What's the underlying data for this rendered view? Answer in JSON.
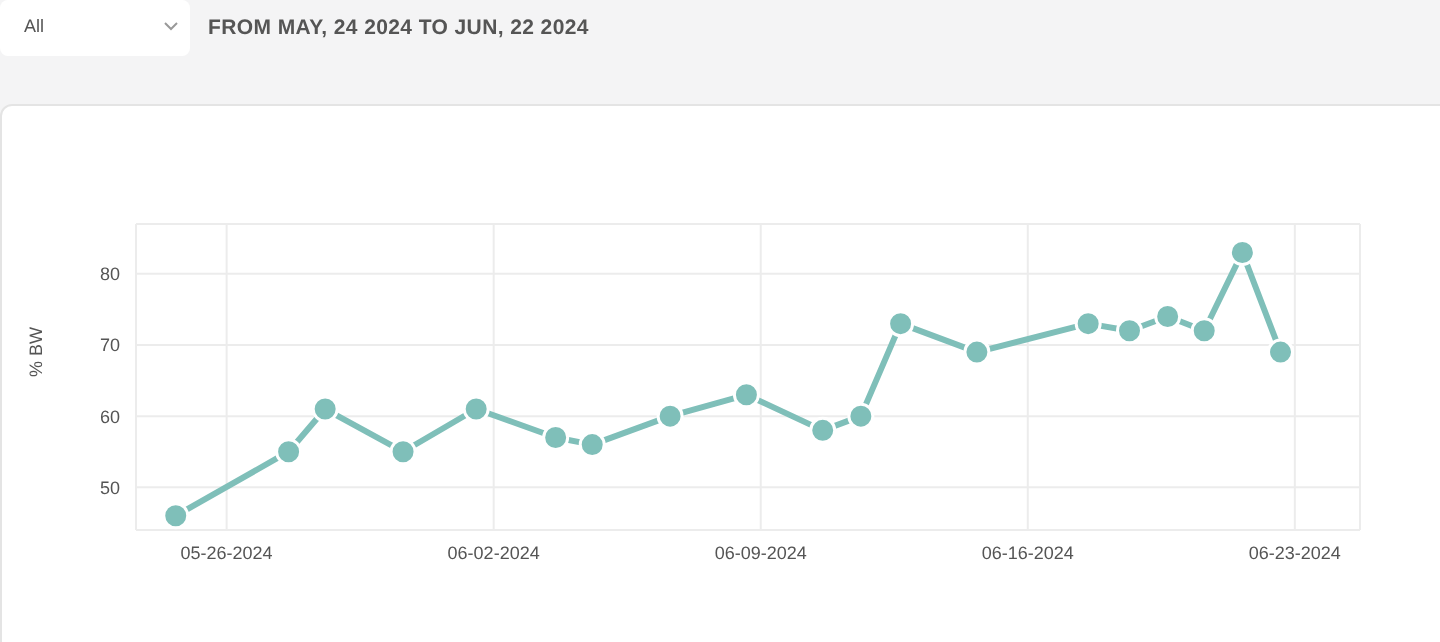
{
  "chart_data": {
    "type": "line",
    "title": "FROM MAY, 24 2024 TO JUN, 22 2024",
    "annotations": [
      "All"
    ],
    "ylabel": "% BW",
    "x": [
      "2024-05-24T16:00",
      "2024-05-27T15:00",
      "2024-05-28T14:00",
      "2024-05-30T15:00",
      "2024-06-01T13:00",
      "2024-06-03T15:00",
      "2024-06-04T14:00",
      "2024-06-06T15:00",
      "2024-06-08T15:00",
      "2024-06-10T15:00",
      "2024-06-11T15:00",
      "2024-06-12T16:00",
      "2024-06-14T16:00",
      "2024-06-17T14:00",
      "2024-06-18T16:00",
      "2024-06-19T16:00",
      "2024-06-20T15:00",
      "2024-06-21T15:00",
      "2024-06-22T15:00"
    ],
    "series": [
      {
        "color": "#7fbfb9",
        "values": [
          46,
          55,
          61,
          55,
          61,
          57,
          56,
          60,
          63,
          58,
          60,
          73,
          69,
          73,
          72,
          74,
          72,
          83,
          69
        ]
      }
    ],
    "xlim": [
      "2024-05-23T15:00",
      "2024-06-24T17:00"
    ],
    "xticks": [
      {
        "value": "2024-05-26",
        "label": "05-26-2024"
      },
      {
        "value": "2024-06-02",
        "label": "06-02-2024"
      },
      {
        "value": "2024-06-09",
        "label": "06-09-2024"
      },
      {
        "value": "2024-06-16",
        "label": "06-16-2024"
      },
      {
        "value": "2024-06-23",
        "label": "06-23-2024"
      }
    ],
    "ylim": [
      44,
      87
    ],
    "yticks": [
      50,
      60,
      70,
      80
    ],
    "grid": true,
    "marker": "circle",
    "line_style": "solid",
    "legend": false
  }
}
※ ※ ※
**Exercise requirements**
Working from the material above, transcribe it exactly while omitting pictures.

**Response to the exercise**
What's the underlying data for this rendered view? Answer in JSON.
{
  "chart_data": {
    "type": "line",
    "title": "FROM MAY, 24 2024 TO JUN, 22 2024",
    "annotations": [
      "All"
    ],
    "ylabel": "% BW",
    "x": [
      "2024-05-24T16:00",
      "2024-05-27T15:00",
      "2024-05-28T14:00",
      "2024-05-30T15:00",
      "2024-06-01T13:00",
      "2024-06-03T15:00",
      "2024-06-04T14:00",
      "2024-06-06T15:00",
      "2024-06-08T15:00",
      "2024-06-10T15:00",
      "2024-06-11T15:00",
      "2024-06-12T16:00",
      "2024-06-14T16:00",
      "2024-06-17T14:00",
      "2024-06-18T16:00",
      "2024-06-19T16:00",
      "2024-06-20T15:00",
      "2024-06-21T15:00",
      "2024-06-22T15:00"
    ],
    "series": [
      {
        "color": "#7fbfb9",
        "values": [
          46,
          55,
          61,
          55,
          61,
          57,
          56,
          60,
          63,
          58,
          60,
          73,
          69,
          73,
          72,
          74,
          72,
          83,
          69
        ]
      }
    ],
    "xlim": [
      "2024-05-23T15:00",
      "2024-06-24T17:00"
    ],
    "xticks": [
      {
        "value": "2024-05-26",
        "label": "05-26-2024"
      },
      {
        "value": "2024-06-02",
        "label": "06-02-2024"
      },
      {
        "value": "2024-06-09",
        "label": "06-09-2024"
      },
      {
        "value": "2024-06-16",
        "label": "06-16-2024"
      },
      {
        "value": "2024-06-23",
        "label": "06-23-2024"
      }
    ],
    "ylim": [
      44,
      87
    ],
    "yticks": [
      50,
      60,
      70,
      80
    ],
    "grid": true,
    "marker": "circle",
    "line_style": "solid",
    "legend": false
  }
}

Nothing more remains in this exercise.